WORK TO COMPLETE:
Will you write out all the entries below exactly?

— START OF DATA ENTRIES —

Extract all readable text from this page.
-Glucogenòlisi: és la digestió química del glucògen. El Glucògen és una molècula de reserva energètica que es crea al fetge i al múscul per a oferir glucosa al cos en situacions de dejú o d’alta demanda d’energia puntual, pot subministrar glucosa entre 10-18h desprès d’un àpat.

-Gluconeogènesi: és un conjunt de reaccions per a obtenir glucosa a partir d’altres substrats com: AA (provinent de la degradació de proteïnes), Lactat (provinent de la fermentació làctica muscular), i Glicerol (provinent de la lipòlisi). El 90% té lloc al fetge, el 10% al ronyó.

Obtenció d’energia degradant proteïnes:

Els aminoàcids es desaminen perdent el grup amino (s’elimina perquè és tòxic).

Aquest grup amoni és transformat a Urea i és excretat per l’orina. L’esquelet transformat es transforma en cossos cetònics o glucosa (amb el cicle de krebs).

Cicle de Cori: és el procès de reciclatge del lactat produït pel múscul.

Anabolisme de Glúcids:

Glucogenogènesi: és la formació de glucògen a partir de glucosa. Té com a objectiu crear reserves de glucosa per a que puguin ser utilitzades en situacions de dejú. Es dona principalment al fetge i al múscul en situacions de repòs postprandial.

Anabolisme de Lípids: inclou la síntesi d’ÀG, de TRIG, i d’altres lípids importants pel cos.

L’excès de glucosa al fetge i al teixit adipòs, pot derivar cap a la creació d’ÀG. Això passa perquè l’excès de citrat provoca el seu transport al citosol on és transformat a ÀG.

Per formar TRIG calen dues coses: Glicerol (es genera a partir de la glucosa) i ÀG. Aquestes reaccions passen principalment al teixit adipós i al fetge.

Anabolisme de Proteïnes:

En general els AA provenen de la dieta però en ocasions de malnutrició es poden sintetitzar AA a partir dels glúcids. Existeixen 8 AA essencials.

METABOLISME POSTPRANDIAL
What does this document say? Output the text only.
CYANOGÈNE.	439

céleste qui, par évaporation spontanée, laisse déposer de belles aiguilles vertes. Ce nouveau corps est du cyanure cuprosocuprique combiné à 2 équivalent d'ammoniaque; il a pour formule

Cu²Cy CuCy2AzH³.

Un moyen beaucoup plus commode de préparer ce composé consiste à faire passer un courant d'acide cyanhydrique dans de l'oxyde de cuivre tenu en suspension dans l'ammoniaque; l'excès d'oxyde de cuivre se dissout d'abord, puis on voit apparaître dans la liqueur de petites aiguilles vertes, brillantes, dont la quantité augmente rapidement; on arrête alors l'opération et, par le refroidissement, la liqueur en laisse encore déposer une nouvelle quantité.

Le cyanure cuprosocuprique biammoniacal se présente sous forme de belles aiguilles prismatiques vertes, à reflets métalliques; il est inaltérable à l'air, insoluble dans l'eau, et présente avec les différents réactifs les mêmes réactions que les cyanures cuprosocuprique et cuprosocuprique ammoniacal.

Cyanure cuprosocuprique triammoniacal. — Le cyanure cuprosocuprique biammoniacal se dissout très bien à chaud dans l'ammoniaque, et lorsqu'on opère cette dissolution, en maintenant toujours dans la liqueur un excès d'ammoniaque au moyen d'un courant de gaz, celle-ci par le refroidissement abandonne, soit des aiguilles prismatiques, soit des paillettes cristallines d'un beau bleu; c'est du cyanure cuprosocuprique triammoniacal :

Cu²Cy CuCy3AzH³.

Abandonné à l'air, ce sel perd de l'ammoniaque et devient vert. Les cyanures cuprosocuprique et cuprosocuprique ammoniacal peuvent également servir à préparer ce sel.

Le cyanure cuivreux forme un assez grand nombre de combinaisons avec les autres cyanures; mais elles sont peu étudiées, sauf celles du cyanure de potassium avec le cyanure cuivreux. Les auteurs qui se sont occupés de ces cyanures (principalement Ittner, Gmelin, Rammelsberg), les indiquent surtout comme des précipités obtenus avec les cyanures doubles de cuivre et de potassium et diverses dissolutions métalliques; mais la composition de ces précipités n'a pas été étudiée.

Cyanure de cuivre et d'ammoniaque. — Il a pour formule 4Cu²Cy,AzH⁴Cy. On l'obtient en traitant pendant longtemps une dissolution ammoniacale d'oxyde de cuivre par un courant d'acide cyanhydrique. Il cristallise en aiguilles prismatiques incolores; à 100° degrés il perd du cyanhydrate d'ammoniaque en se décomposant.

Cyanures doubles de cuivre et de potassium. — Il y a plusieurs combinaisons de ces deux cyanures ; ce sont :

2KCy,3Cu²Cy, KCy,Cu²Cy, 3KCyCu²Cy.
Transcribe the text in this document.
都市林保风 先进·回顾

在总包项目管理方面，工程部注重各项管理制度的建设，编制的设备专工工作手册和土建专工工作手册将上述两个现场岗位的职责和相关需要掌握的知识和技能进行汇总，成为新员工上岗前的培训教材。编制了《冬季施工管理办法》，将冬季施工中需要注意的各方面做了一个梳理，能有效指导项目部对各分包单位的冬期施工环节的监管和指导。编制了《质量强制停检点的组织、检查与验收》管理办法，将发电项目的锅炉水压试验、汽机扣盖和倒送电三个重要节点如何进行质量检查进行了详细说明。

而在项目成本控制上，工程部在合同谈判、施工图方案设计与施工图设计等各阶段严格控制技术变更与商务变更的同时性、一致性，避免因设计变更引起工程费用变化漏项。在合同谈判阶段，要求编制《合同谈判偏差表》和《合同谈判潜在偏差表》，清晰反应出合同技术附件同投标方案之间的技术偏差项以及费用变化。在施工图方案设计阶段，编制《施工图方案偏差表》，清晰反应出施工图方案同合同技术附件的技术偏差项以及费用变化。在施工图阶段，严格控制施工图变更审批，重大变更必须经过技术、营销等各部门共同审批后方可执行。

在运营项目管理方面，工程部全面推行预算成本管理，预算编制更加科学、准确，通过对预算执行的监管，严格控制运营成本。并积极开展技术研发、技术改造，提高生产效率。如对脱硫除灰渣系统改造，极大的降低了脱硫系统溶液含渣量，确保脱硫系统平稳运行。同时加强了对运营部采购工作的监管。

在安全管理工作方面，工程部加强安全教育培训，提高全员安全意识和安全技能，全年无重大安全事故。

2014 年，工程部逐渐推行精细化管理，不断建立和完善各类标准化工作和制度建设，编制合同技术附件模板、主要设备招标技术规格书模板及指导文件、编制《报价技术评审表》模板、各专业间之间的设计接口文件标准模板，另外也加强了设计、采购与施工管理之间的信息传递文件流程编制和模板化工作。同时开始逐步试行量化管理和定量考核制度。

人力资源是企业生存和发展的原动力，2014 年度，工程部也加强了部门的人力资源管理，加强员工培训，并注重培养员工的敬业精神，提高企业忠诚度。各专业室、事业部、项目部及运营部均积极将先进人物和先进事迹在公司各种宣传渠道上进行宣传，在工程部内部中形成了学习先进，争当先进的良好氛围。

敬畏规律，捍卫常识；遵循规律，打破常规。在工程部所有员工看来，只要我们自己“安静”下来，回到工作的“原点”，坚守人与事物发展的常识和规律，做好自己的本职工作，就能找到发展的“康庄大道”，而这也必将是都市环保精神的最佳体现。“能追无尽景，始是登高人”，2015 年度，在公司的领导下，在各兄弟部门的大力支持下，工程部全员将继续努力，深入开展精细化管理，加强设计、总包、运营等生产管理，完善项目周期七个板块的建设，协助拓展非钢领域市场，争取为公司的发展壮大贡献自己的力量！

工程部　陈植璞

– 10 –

— END OF DATA ENTRIES —

THE SOLUTION:
Extract all readable text from this page.
-Glucogenòlisi: és la digestió química del glucògen. El Glucògen és una molècula de reserva energètica que es crea al fetge i al múscul per a oferir glucosa al cos en situacions de dejú o d’alta demanda d’energia puntual, pot subministrar glucosa entre 10-18h desprès d’un àpat.

-Gluconeogènesi: és un conjunt de reaccions per a obtenir glucosa a partir d’altres substrats com: AA (provinent de la degradació de proteïnes), Lactat (provinent de la fermentació làctica muscular), i Glicerol (provinent de la lipòlisi). El 90% té lloc al fetge, el 10% al ronyó.

Obtenció d’energia degradant proteïnes:

Els aminoàcids es desaminen perdent el grup amino (s’elimina perquè és tòxic).

Aquest grup amoni és transformat a Urea i és excretat per l’orina. L’esquelet transformat es transforma en cossos cetònics o glucosa (amb el cicle de krebs).

Cicle de Cori: és el procès de reciclatge del lactat produït pel múscul.

Anabolisme de Glúcids:

Glucogenogènesi: és la formació de glucògen a partir de glucosa. Té com a objectiu crear reserves de glucosa per a que puguin ser utilitzades en situacions de dejú. Es dona principalment al fetge i al múscul en situacions de repòs postprandial.

Anabolisme de Lípids: inclou la síntesi d’ÀG, de TRIG, i d’altres lípids importants pel cos.

L’excès de glucosa al fetge i al teixit adipòs, pot derivar cap a la creació d’ÀG. Això passa perquè l’excès de citrat provoca el seu transport al citosol on és transformat a ÀG.

Per formar TRIG calen dues coses: Glicerol (es genera a partir de la glucosa) i ÀG. Aquestes reaccions passen principalment al teixit adipós i al fetge.

Anabolisme de Proteïnes:

En general els AA provenen de la dieta però en ocasions de malnutrició es poden sintetitzar AA a partir dels glúcids. Existeixen 8 AA essencials.

METABOLISME POSTPRANDIAL
What does this document say? Output the text only.
CYANOGÈNE.	439

céleste qui, par évaporation spontanée, laisse déposer de belles aiguilles vertes. Ce nouveau corps est du cyanure cuprosocuprique combiné à 2 équivalent d'ammoniaque; il a pour formule

Cu²Cy CuCy2AzH³.

Un moyen beaucoup plus commode de préparer ce composé consiste à faire passer un courant d'acide cyanhydrique dans de l'oxyde de cuivre tenu en suspension dans l'ammoniaque; l'excès d'oxyde de cuivre se dissout d'abord, puis on voit apparaître dans la liqueur de petites aiguilles vertes, brillantes, dont la quantité augmente rapidement; on arrête alors l'opération et, par le refroidissement, la liqueur en laisse encore déposer une nouvelle quantité.

Le cyanure cuprosocuprique biammoniacal se présente sous forme de belles aiguilles prismatiques vertes, à reflets métalliques; il est inaltérable à l'air, insoluble dans l'eau, et présente avec les différents réactifs les mêmes réactions que les cyanures cuprosocuprique et cuprosocuprique ammoniacal.

Cyanure cuprosocuprique triammoniacal. — Le cyanure cuprosocuprique biammoniacal se dissout très bien à chaud dans l'ammoniaque, et lorsqu'on opère cette dissolution, en maintenant toujours dans la liqueur un excès d'ammoniaque au moyen d'un courant de gaz, celle-ci par le refroidissement abandonne, soit des aiguilles prismatiques, soit des paillettes cristallines d'un beau bleu; c'est du cyanure cuprosocuprique triammoniacal :

Cu²Cy CuCy3AzH³.

Abandonné à l'air, ce sel perd de l'ammoniaque et devient vert. Les cyanures cuprosocuprique et cuprosocuprique ammoniacal peuvent également servir à préparer ce sel.

Le cyanure cuivreux forme un assez grand nombre de combinaisons avec les autres cyanures; mais elles sont peu étudiées, sauf celles du cyanure de potassium avec le cyanure cuivreux. Les auteurs qui se sont occupés de ces cyanures (principalement Ittner, Gmelin, Rammelsberg), les indiquent surtout comme des précipités obtenus avec les cyanures doubles de cuivre et de potassium et diverses dissolutions métalliques; mais la composition de ces précipités n'a pas été étudiée.

Cyanure de cuivre et d'ammoniaque. — Il a pour formule 4Cu²Cy,AzH⁴Cy. On l'obtient en traitant pendant longtemps une dissolution ammoniacale d'oxyde de cuivre par un courant d'acide cyanhydrique. Il cristallise en aiguilles prismatiques incolores; à 100° degrés il perd du cyanhydrate d'ammoniaque en se décomposant.

Cyanures doubles de cuivre et de potassium. — Il y a plusieurs combinaisons de ces deux cyanures ; ce sont :

2KCy,3Cu²Cy, KCy,Cu²Cy, 3KCyCu²Cy.
Transcribe the text in this document.
都市林保风 先进·回顾

在总包项目管理方面，工程部注重各项管理制度的建设，编制的设备专工工作手册和土建专工工作手册将上述两个现场岗位的职责和相关需要掌握的知识和技能进行汇总，成为新员工上岗前的培训教材。编制了《冬季施工管理办法》，将冬季施工中需要注意的各方面做了一个梳理，能有效指导项目部对各分包单位的冬期施工环节的监管和指导。编制了《质量强制停检点的组织、检查与验收》管理办法，将发电项目的锅炉水压试验、汽机扣盖和倒送电三个重要节点如何进行质量检查进行了详细说明。

而在项目成本控制上，工程部在合同谈判、施工图方案设计与施工图设计等各阶段严格控制技术变更与商务变更的同时性、一致性，避免因设计变更引起工程费用变化漏项。在合同谈判阶段，要求编制《合同谈判偏差表》和《合同谈判潜在偏差表》，清晰反应出合同技术附件同投标方案之间的技术偏差项以及费用变化。在施工图方案设计阶段，编制《施工图方案偏差表》，清晰反应出施工图方案同合同技术附件的技术偏差项以及费用变化。在施工图阶段，严格控制施工图变更审批，重大变更必须经过技术、营销等各部门共同审批后方可执行。

在运营项目管理方面，工程部全面推行预算成本管理，预算编制更加科学、准确，通过对预算执行的监管，严格控制运营成本。并积极开展技术研发、技术改造，提高生产效率。如对脱硫除灰渣系统改造，极大的降低了脱硫系统溶液含渣量，确保脱硫系统平稳运行。同时加强了对运营部采购工作的监管。

在安全管理工作方面，工程部加强安全教育培训，提高全员安全意识和安全技能，全年无重大安全事故。

2014 年，工程部逐渐推行精细化管理，不断建立和完善各类标准化工作和制度建设，编制合同技术附件模板、主要设备招标技术规格书模板及指导文件、编制《报价技术评审表》模板、各专业间之间的设计接口文件标准模板，另外也加强了设计、采购与施工管理之间的信息传递文件流程编制和模板化工作。同时开始逐步试行量化管理和定量考核制度。

人力资源是企业生存和发展的原动力，2014 年度，工程部也加强了部门的人力资源管理，加强员工培训，并注重培养员工的敬业精神，提高企业忠诚度。各专业室、事业部、项目部及运营部均积极将先进人物和先进事迹在公司各种宣传渠道上进行宣传，在工程部内部中形成了学习先进，争当先进的良好氛围。

敬畏规律，捍卫常识；遵循规律，打破常规。在工程部所有员工看来，只要我们自己“安静”下来，回到工作的“原点”，坚守人与事物发展的常识和规律，做好自己的本职工作，就能找到发展的“康庄大道”，而这也必将是都市环保精神的最佳体现。“能追无尽景，始是登高人”，2015 年度，在公司的领导下，在各兄弟部门的大力支持下，工程部全员将继续努力，深入开展精细化管理，加强设计、总包、运营等生产管理，完善项目周期七个板块的建设，协助拓展非钢领域市场，争取为公司的发展壮大贡献自己的力量！

工程部　陈植璞

– 10 –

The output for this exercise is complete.